» Direction
Select the lines below containing the word "下列说法错误的是".

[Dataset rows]

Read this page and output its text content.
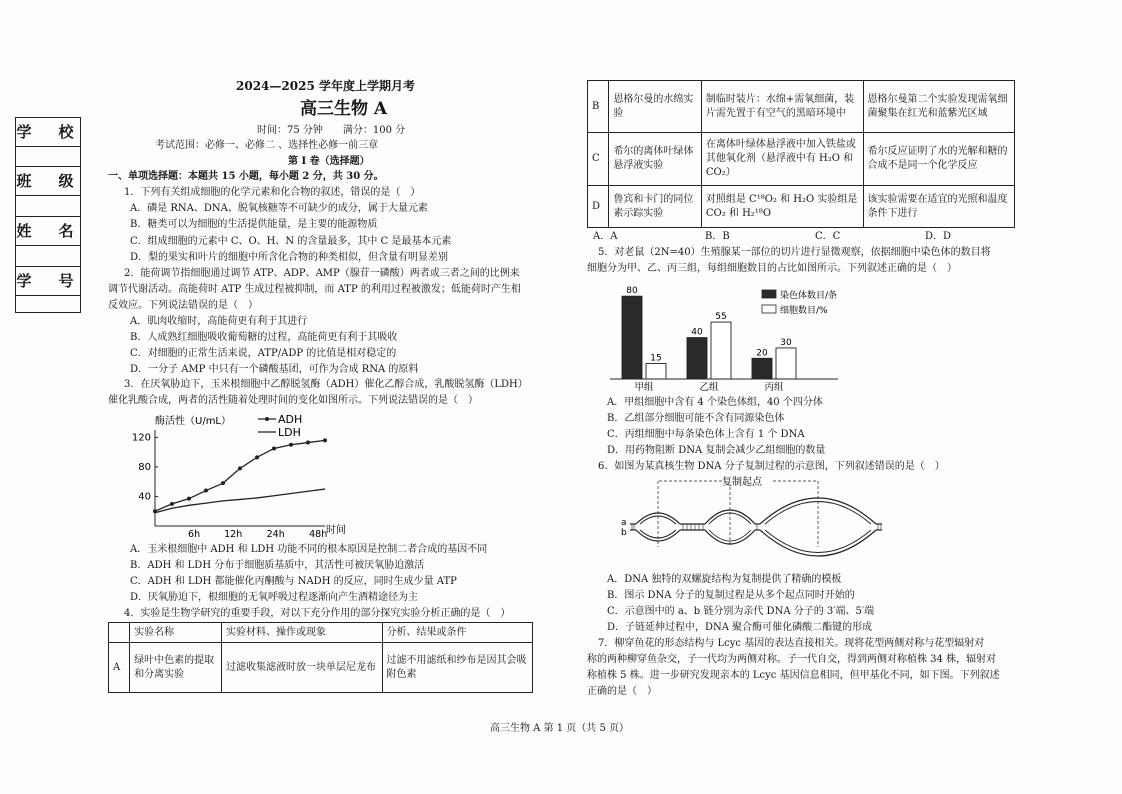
学　校
班　级
姓　名
学　号
2024—2025 学年度上学期月考
高三生物 A
时间：75 分钟　　满分：100 分
考试范围：必修一、必修二 、选择性必修一前三章
第 I 卷（选择题）
一、单项选择题：本题共 15 小题，每小题 2 分，共 30 分。
1．下列有关组成细胞的化学元素和化合物的叙述，错误的是（　）
A．磷是 RNA、DNA、脱氧核糖等不可缺少的成分，属于大量元素
B．糖类可以为细胞的生活提供能量，是主要的能源物质
C．组成细胞的元素中 C、O、H、N 的含量最多，其中 C 是最基本元素
D．梨的果实和叶片的细胞中所含化合物的种类相似，但含量有明显差别
2．能荷调节指细胞通过调节 ATP、ADP、AMP（腺苷一磷酸）两者或三者之间的比例来
调节代谢活动。高能荷时 ATP 生成过程被抑制，而 ATP 的利用过程被激发；低能荷时产生相
反效应。下列说法错误的是（　）
A．肌肉收缩时，高能荷更有利于其进行
B．人成熟红细胞吸收葡萄糖的过程，高能荷更有利于其吸收
C．对细胞的正常生活来说，ATP/ADP 的比值是相对稳定的
D．一分子 AMP 中只有一个磷酸基团，可作为合成 RNA 的原料
3．在厌氧胁迫下，玉米根细胞中乙醇脱氢酶（ADH）催化乙醇合成，乳酸脱氢酶（LDH）
催化乳酸合成，两者的活性随着处理时间的变化如图所示。下列说法错误的是（　）
40
80
120
6h	12h	24h	48h
酶活性（U/mL）
时间
ADH
LDH
A．玉米根细胞中 ADH 和 LDH 功能不同的根本原因是控制二者合成的基因不同
B．ADH 和 LDH 分布于细胞质基质中，其活性可被厌氧胁迫激活
C．ADH 和 LDH 都能催化丙酮酸与 NADH 的反应，同时生成少量 ATP
D．厌氧胁迫下，根细胞的无氧呼吸过程逐渐向产生酒精途径为主
4．实验是生物学研究的重要手段，对以下充分作用的部分探究实验分析正确的是（　）
	实验名称	实验材料、操作或现象	分析、结果或条件
A	绿叶中色素的提取和分离实验	过滤收集滤液时放一块单层尼龙布	过滤不用滤纸和纱布是因其会吸附色素
B	恩格尔曼的水绵实验	制临时装片：水绵+需氧细菌，装片需先置于有空气的黑暗环境中	恩格尔曼第二个实验发现需氧细菌聚集在红光和蓝紫光区域
C	希尔的离体叶绿体悬浮液实验	在离体叶绿体悬浮液中加入铁盐或其他氧化剂（悬浮液中有 H₂O 和 CO₂）	希尔反应证明了水的光解和糖的合成不是同一个化学反应
D	鲁宾和卡门的同位素示踪实验	对照组是 C¹⁸O₂ 和 H₂O 实验组是 CO₂ 和 H₂¹⁸O	该实验需要在适宜的光照和温度条件下进行
A．A	B．B	C．C	D．D
5．对老鼠（2N=40）生殖腺某一部位的切片进行显微观察，依据细胞中染色体的数目将
细胞分为甲、乙、丙三组，每组细胞数目的占比如图所示。下列叙述正确的是（　）
80
15
甲组
40
55
乙组
20
30
丙组
染色体数目/条
细胞数目/%
A．甲组细胞中含有 4 个染色体组，40 个四分体
B．乙组部分细胞可能不含有同源染色体
C．丙组细胞中每条染色体上含有 1 个 DNA
D．用药物阻断 DNA 复制会减少乙组细胞的数量
6．如图为某真核生物 DNA 分子复制过程的示意图，下列叙述错误的是（　）
复制起点
a
b
A．DNA 独特的双螺旋结构为复制提供了精确的模板
B．图示 DNA 分子的复制过程是从多个起点同时开始的
C．示意图中的 a、b 链分别为亲代 DNA 分子的 3′端、5′端
D．子链延伸过程中，DNA 聚合酶可催化磷酸二酯键的形成
7．柳穿鱼花的形态结构与 Lcyc 基因的表达直接相关。现将花型两侧对称与花型辐射对
称的两种柳穿鱼杂交，子一代均为两侧对称。子一代自交，得到两侧对称植株 34 株，辐射对
称植株 5 株。进一步研究发现亲本的 Lcyc 基因信息相同，但甲基化不同，如下图。下列叙述
正确的是（　）
高三生物 A 第 1 页（共 5 页）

» Completed task
反效应。下列说法错误的是（　）
催化乳酸合成，两者的活性随着处理时间的变化如图所示。下列说法错误的是（　）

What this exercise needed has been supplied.